**Exercise details:** Copy every line of the records below where the word "files" occurs.

_____

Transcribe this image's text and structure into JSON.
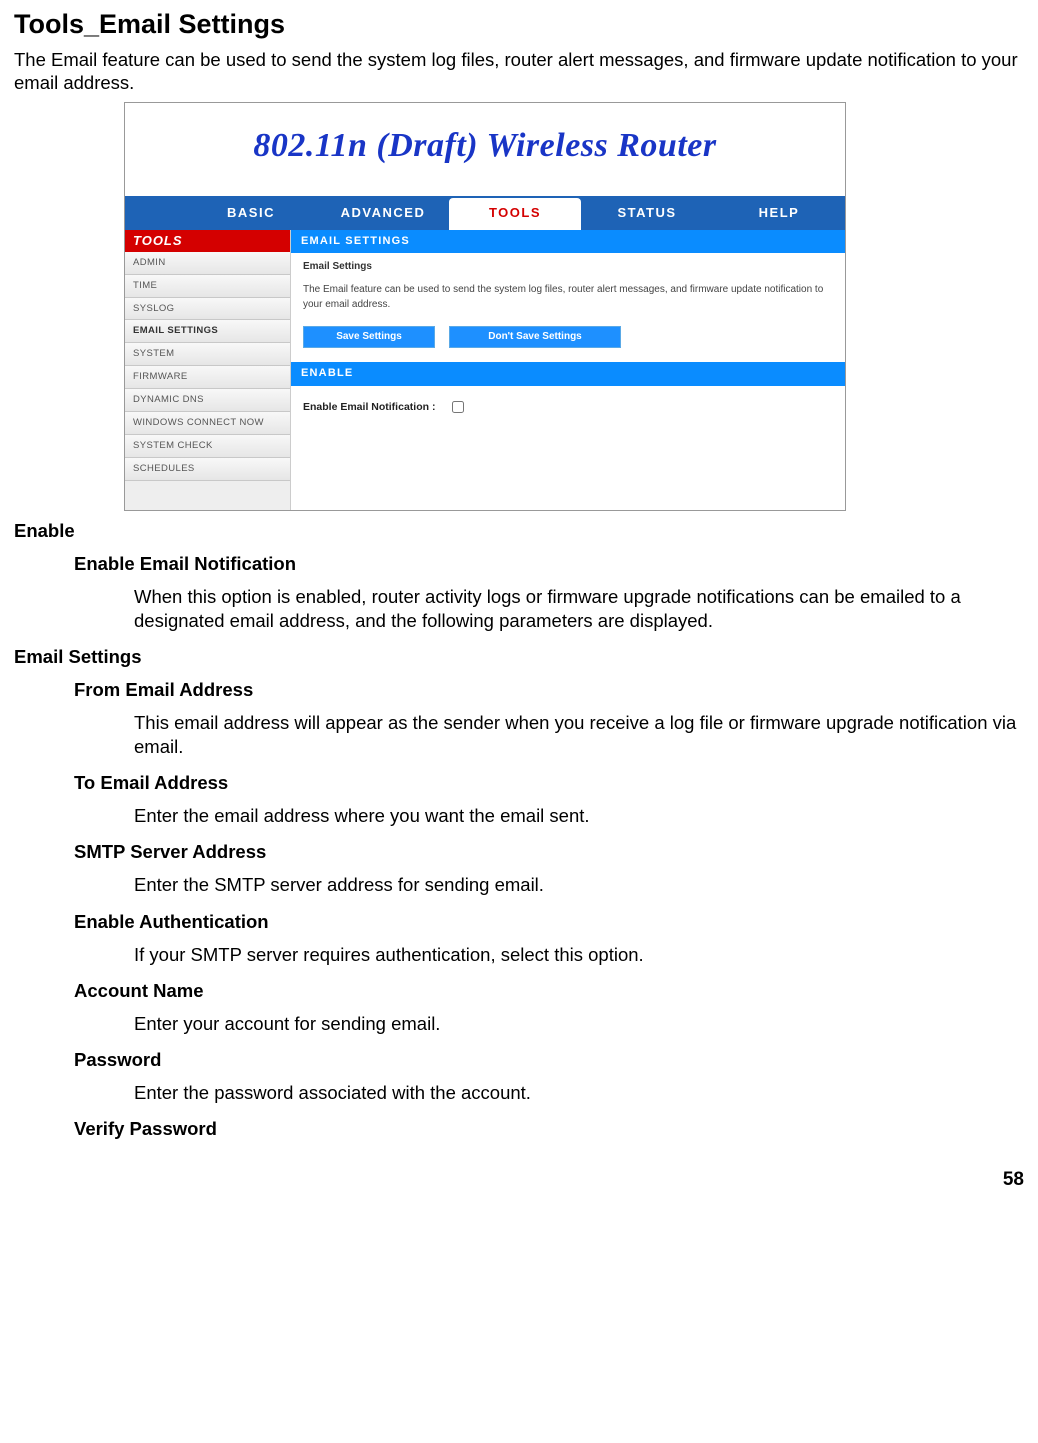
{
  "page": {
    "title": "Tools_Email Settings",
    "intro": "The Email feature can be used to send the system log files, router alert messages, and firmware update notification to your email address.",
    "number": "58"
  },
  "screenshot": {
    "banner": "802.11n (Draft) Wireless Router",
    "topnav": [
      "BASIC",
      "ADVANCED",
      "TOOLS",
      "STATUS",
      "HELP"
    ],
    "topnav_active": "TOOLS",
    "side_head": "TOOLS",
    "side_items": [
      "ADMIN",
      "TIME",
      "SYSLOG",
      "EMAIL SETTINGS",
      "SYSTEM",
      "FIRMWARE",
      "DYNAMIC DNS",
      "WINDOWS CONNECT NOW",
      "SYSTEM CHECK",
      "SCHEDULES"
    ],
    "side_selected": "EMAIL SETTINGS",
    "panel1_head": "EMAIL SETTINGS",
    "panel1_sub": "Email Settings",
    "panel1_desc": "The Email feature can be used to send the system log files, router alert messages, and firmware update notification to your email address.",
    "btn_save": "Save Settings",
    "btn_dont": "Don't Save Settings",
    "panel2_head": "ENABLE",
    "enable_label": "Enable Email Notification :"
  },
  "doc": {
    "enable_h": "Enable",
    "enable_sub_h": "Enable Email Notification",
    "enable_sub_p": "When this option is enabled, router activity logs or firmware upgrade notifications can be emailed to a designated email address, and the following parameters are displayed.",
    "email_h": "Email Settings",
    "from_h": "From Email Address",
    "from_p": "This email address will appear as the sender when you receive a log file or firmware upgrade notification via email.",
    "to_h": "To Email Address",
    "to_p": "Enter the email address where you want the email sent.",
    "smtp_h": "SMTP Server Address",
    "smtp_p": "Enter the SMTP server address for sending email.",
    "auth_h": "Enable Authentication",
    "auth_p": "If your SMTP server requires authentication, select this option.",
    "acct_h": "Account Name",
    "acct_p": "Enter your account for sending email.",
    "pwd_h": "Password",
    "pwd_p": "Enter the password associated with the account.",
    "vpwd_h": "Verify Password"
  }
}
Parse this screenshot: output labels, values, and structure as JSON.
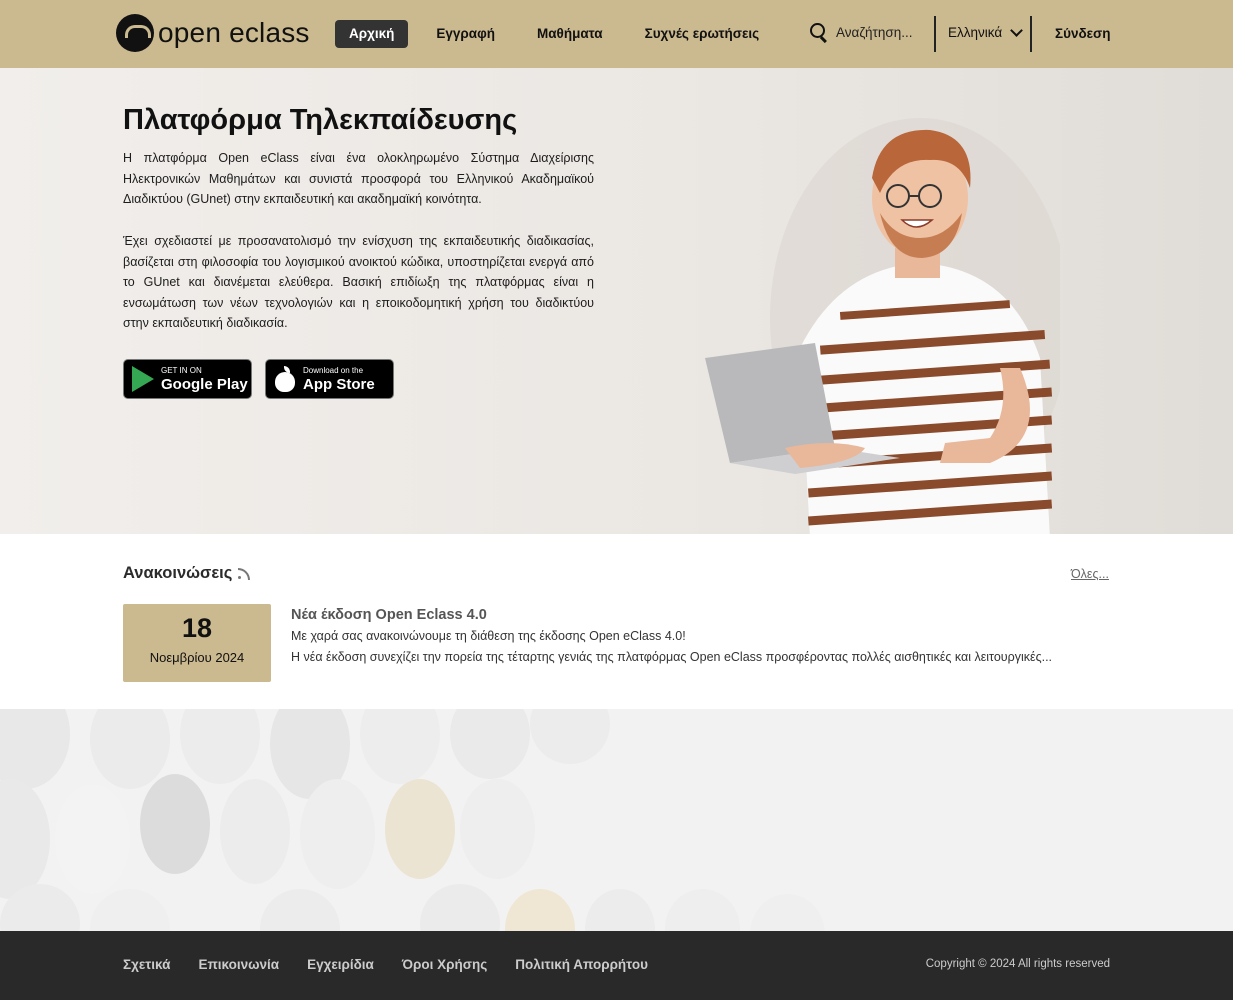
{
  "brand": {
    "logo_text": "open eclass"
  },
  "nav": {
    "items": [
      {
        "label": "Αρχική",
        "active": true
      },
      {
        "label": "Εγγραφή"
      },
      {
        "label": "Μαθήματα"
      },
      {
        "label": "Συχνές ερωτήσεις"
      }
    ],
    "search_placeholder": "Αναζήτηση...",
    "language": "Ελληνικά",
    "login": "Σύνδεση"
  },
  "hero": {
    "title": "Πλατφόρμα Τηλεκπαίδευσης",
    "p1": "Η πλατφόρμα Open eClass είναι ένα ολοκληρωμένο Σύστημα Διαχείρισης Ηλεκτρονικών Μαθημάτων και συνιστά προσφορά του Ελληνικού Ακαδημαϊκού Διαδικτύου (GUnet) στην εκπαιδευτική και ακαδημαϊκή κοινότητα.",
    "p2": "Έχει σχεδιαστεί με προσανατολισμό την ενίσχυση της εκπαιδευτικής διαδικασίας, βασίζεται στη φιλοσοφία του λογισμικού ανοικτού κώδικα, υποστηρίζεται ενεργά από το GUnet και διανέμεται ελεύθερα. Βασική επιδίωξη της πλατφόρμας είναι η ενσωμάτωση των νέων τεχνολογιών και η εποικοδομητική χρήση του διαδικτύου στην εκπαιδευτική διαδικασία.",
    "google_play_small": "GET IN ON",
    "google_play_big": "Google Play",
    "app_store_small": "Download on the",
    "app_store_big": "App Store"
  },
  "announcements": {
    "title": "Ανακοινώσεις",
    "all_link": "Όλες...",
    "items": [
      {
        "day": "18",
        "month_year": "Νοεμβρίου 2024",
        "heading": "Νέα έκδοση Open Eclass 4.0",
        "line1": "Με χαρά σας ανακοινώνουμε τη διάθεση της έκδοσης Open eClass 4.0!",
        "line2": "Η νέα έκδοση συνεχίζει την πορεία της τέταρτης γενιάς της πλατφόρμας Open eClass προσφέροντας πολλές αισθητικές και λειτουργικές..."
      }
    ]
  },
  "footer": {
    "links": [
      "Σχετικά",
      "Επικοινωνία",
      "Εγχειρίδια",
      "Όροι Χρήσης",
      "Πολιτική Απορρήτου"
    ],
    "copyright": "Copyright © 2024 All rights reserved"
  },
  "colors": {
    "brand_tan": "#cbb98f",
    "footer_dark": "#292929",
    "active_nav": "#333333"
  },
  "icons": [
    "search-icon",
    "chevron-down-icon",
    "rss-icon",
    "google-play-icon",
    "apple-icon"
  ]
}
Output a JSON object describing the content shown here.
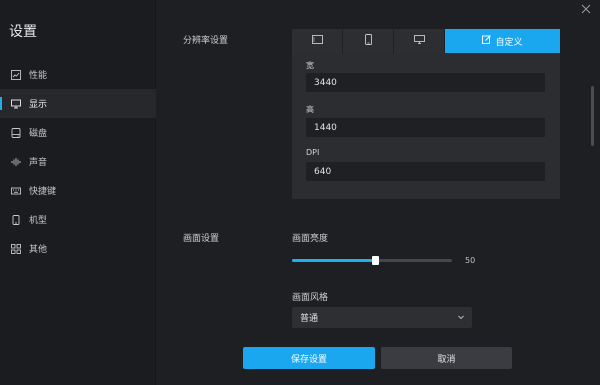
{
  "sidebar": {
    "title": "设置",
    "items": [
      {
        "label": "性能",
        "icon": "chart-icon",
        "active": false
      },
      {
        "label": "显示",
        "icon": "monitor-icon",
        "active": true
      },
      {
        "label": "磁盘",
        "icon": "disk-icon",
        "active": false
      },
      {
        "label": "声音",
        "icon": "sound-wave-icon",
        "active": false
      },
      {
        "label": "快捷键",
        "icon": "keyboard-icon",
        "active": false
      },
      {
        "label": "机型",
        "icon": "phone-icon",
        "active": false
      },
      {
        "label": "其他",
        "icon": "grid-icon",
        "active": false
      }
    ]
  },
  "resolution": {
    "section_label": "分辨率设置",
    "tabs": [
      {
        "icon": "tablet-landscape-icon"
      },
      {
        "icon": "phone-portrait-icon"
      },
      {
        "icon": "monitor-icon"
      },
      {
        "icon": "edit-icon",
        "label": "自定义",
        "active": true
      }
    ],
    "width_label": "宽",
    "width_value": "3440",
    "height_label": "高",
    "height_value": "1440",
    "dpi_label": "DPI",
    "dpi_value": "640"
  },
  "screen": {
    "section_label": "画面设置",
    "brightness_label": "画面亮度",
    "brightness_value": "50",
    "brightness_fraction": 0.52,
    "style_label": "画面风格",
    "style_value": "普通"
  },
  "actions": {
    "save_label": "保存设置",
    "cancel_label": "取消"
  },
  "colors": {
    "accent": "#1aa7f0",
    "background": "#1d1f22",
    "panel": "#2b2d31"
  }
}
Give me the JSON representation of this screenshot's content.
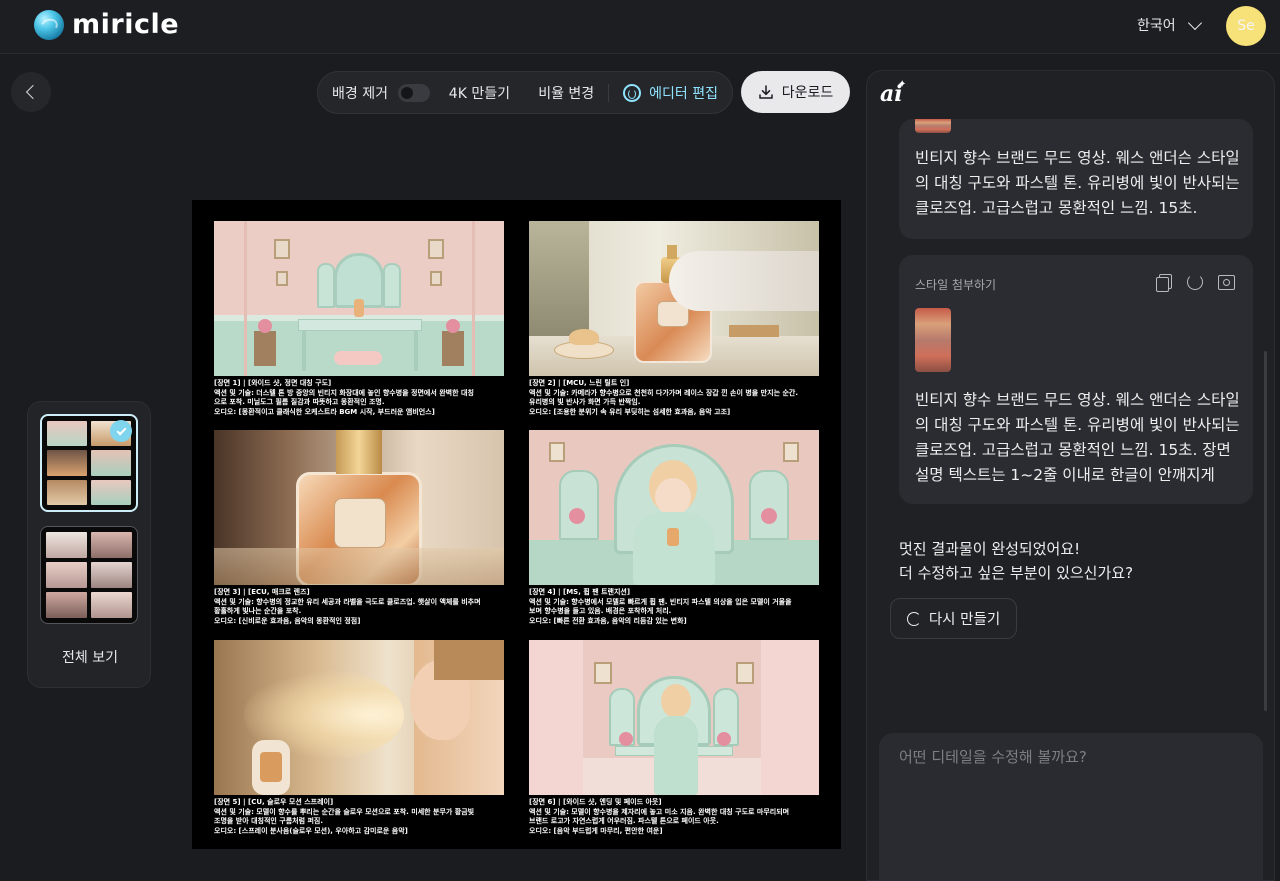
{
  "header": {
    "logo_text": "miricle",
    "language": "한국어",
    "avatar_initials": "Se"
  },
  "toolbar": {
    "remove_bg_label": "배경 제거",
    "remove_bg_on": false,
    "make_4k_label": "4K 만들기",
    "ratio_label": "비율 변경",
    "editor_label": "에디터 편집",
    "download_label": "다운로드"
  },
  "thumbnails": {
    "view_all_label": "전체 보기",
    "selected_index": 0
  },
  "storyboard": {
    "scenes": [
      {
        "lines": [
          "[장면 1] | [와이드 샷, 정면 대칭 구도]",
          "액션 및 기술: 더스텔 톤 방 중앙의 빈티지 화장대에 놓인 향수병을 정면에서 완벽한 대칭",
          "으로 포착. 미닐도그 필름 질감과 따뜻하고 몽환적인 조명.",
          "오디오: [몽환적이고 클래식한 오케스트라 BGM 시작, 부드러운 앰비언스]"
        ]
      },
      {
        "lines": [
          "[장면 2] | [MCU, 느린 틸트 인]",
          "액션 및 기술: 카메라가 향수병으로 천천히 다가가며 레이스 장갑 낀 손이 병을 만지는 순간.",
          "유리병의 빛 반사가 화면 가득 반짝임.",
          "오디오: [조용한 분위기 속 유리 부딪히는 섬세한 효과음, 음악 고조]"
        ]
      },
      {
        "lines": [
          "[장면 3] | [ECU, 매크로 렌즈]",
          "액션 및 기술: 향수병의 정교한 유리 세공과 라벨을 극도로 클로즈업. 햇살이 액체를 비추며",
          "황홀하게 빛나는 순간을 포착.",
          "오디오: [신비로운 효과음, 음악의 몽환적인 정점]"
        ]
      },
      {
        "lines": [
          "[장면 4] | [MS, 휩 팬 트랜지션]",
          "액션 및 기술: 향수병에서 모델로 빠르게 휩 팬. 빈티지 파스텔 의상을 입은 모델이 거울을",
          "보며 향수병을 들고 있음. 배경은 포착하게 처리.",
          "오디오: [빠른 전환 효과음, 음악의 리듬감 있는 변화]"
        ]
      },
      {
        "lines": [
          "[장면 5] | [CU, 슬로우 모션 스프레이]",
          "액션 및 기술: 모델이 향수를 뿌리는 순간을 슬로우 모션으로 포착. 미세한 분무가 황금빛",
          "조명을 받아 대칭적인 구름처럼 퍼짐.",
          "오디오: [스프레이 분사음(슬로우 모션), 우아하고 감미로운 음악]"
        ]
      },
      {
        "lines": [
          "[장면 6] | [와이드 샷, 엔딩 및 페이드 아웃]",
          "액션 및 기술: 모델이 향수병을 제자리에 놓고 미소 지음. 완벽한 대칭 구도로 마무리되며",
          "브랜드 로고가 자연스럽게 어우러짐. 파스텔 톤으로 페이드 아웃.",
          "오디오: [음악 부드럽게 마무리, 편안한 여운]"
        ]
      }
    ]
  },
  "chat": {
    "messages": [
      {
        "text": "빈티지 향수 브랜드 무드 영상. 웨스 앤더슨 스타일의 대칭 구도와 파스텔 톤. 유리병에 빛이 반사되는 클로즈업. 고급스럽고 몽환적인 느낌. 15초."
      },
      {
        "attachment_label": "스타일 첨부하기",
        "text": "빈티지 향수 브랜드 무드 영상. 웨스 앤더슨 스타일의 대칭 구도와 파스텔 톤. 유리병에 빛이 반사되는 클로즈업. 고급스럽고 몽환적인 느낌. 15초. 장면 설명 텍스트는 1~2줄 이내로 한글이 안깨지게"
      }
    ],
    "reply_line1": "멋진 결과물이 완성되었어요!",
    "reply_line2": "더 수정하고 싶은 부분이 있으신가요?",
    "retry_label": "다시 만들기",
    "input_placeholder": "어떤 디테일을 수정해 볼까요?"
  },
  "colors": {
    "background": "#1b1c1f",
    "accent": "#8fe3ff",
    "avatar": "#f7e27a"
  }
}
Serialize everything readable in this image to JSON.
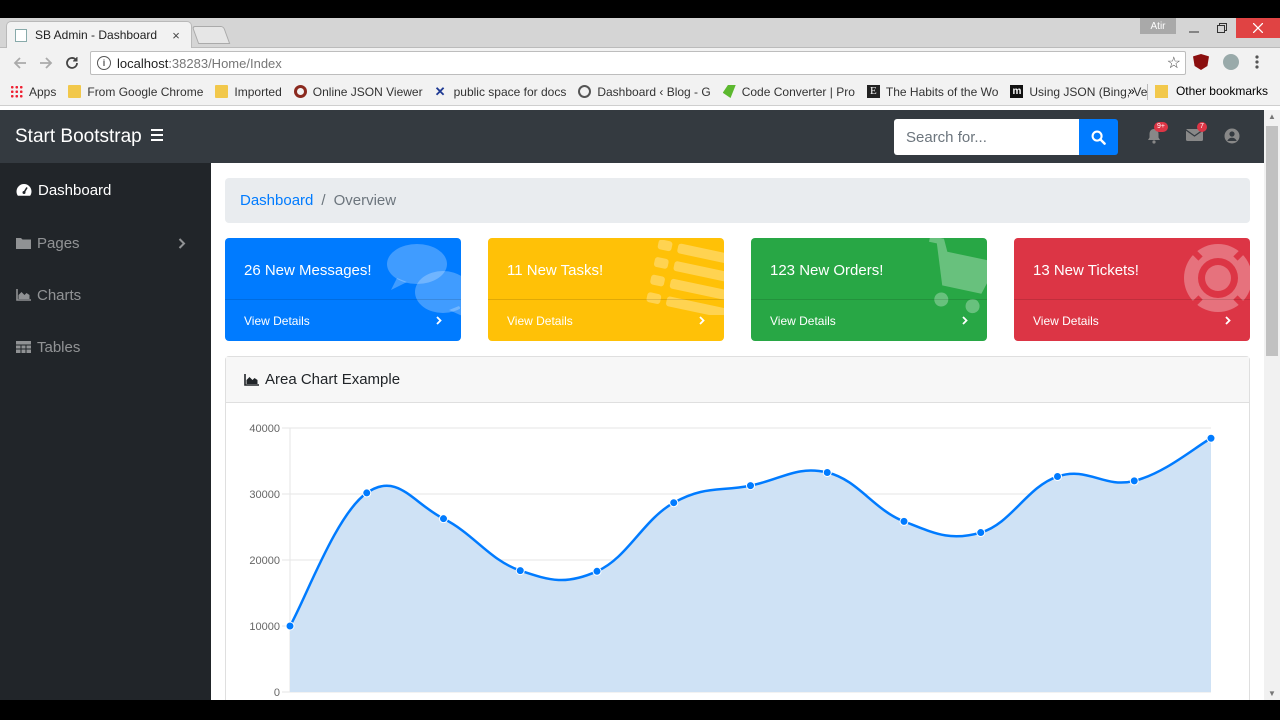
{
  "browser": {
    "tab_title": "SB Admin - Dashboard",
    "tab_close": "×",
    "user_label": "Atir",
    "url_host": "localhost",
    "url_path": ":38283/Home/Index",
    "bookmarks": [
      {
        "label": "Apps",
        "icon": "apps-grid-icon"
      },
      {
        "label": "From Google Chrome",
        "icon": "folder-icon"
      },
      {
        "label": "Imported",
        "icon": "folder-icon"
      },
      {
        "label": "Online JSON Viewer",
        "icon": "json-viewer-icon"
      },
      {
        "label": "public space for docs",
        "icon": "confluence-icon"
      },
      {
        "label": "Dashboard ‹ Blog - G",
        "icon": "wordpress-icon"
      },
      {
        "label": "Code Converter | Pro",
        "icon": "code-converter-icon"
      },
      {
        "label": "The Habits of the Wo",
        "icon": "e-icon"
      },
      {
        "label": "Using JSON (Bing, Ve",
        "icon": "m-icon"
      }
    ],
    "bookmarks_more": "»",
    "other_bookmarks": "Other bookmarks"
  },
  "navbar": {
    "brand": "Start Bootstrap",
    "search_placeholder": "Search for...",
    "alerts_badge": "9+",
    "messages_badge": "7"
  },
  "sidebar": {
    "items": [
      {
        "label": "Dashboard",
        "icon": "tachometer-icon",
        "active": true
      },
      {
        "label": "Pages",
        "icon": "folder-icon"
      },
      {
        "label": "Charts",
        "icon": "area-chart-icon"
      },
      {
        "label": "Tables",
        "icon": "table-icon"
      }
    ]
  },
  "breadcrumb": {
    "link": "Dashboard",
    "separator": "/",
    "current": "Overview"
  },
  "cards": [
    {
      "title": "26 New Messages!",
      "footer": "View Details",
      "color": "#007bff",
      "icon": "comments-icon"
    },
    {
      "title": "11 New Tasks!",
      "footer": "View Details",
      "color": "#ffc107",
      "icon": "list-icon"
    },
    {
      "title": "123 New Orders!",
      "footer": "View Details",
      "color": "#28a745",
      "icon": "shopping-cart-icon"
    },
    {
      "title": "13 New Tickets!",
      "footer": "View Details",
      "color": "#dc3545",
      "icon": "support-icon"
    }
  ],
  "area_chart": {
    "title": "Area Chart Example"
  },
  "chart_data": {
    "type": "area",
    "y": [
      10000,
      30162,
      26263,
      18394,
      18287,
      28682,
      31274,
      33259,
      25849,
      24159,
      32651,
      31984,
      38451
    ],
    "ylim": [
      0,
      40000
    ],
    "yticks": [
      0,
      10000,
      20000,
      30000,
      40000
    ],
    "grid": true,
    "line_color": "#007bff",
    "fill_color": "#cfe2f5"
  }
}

_____

**Solution:**
    "intro": "The Email feature can be used to send the system log files, router alert messages, and firmware update notification to your email address.",
    "panel1_desc": "The Email feature can be used to send the system log files, router alert messages, and firmware update notification to your email address.",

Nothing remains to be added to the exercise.